ASSIGNED TASK 1
Please quote the California redistricting passage word for word, starting with "As McGhee accurately" and going on through "state’s congressional delegation.".
ASSIGNED TASK 2
According to the California redistricting passage, which groups make up the CRC in equal numbers? List each one.

SOURCE EXTRACT
========
The subsequent three election cycles seemingly confirmed the Democratic advantage, as the party expanded its control of the congressional delegation, gained two-thirds supermajorities in both legislative houses in 2012, lost them briefly in 2014, and regained them in 2016.
A new mathematical analysis of the 2011 maps reaches the same conclusion, contrasting them with the last redistricting by the Legislature in 2001.
“This evaluation of the California Redistricting Commission maps suggests that the CRC plans have been more favorable to Democrats, on average, than the plans drawn by the California Legislature in 2001,” says the study, conducted by a Public Policy Institute of California research team headed by Eric McGhee.
“However, much of the difference appears to be driven by outlier elections. There is some inconsistency, but the typical election year features a small advantage under the CRC plans.”
Does that mean that the CRC, composed of equal numbers of Democrats, Republicans and declined-to-state voters, consciously helped Democrats tighten their already strong grip on California?
Some Republicans believe so, but the McGhee study, the historic record on redistricting and my personal observation of the CRC’s incredibly lengthy meetings, which delved deeply into block-by-block minutiae of 173 legislative and congressional districts, indicate otherwise.
As McGhee accurately notes, the 2001 maps were a bipartisan gerrymander, aimed at preserving the numerical status quo in the Legislature and the state’s congressional delegation.
Democrats controlled the Legislature and the governorship at the time, and theoretically could have grabbed every possible seat through creative cartography – as they had the previous time they controlled the process, in 1981. But for a variety of reasons, including the possibility of intervention by the Republican-controlled U.S. Department of Justice, Democrats agreed with Republicans to enshrine the status quo.
It was a big tactical win for Republicans, but it also ignored the immense demographic and political changes that had occurred in California during the 1990-2000 decade.
When the CRC took over redistricting after the 2010 census – thanks to ballot measures sponsored by a major Republican donor and backed by then-Gov. Arnold Schwarzenegger – it was confronted with adjusting California’s political maps for two decades of societal changes.
========
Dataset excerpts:
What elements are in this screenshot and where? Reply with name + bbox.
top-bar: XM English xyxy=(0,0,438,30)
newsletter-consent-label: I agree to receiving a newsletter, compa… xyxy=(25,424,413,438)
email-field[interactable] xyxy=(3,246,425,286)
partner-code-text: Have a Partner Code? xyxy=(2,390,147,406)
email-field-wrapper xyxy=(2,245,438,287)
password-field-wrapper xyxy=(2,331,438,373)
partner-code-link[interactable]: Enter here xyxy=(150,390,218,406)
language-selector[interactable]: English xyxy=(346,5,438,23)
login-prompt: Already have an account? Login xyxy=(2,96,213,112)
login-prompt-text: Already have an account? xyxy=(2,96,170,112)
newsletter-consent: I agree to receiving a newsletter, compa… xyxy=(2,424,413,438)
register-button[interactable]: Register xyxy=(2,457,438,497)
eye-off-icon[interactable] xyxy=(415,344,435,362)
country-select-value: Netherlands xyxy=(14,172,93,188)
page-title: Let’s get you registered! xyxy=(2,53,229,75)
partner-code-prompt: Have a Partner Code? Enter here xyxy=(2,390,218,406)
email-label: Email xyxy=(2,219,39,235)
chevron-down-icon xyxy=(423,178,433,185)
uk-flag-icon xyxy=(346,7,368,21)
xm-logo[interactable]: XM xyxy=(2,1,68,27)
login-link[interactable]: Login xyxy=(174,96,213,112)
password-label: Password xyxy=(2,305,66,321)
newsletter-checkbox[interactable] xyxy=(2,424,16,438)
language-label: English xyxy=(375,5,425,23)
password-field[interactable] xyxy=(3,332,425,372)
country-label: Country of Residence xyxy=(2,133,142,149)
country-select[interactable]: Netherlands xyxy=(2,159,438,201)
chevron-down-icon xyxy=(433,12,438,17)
========
ANSWER SECTION 1
As McGhee accurately notes, the 2001 maps were a bipartisan gerrymander, aimed at preserving the numerical status quo in the Legislature and the state’s congressional delegation.

ANSWER SECTION 2
- Democrats
- Republicans
- Declined-to-state voters